━━━━━ Records provided ━━━━━

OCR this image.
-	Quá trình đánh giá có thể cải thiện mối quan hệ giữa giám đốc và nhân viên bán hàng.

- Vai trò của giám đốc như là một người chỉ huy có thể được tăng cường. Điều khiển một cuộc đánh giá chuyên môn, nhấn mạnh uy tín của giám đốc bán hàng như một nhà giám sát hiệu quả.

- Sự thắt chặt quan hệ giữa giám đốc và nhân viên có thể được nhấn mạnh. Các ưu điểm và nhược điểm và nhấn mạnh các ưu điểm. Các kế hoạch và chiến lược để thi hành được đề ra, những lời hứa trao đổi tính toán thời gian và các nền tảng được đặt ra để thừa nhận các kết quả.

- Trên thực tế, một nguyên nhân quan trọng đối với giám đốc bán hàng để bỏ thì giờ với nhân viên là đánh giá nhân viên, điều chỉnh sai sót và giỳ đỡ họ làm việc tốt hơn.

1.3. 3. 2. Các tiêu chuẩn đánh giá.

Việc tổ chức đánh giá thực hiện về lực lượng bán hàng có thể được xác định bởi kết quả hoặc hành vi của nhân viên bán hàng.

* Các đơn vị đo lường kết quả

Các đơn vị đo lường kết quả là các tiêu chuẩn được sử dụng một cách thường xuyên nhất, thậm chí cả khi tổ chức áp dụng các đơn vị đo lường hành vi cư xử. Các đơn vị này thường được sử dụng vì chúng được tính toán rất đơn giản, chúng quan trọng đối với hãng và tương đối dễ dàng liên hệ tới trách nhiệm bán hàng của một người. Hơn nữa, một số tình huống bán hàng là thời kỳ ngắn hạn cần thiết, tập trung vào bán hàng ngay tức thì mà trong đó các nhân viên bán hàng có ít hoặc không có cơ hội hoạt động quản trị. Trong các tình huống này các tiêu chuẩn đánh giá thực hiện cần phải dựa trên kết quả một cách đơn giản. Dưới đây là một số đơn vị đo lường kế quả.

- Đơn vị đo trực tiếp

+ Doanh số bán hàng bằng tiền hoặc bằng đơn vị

━━━━━

■ Work required: Report each line in the preceding entries that holds the string "giữa".

■ Solution below:
-	Quá trình đánh giá có thể cải thiện mối quan hệ giữa giám đốc và nhân viên bán hàng.
- Sự thắt chặt quan hệ giữa giám đốc và nhân viên có thể được nhấn mạnh. Các ưu điểm và nhược điểm và nhấn mạnh các ưu điểm. Các kế hoạch và chiến lược để thi hành được đề ra, những lời hứa trao đổi tính toán thời gian và các nền tảng được đặt ra để thừa nhận các kết quả.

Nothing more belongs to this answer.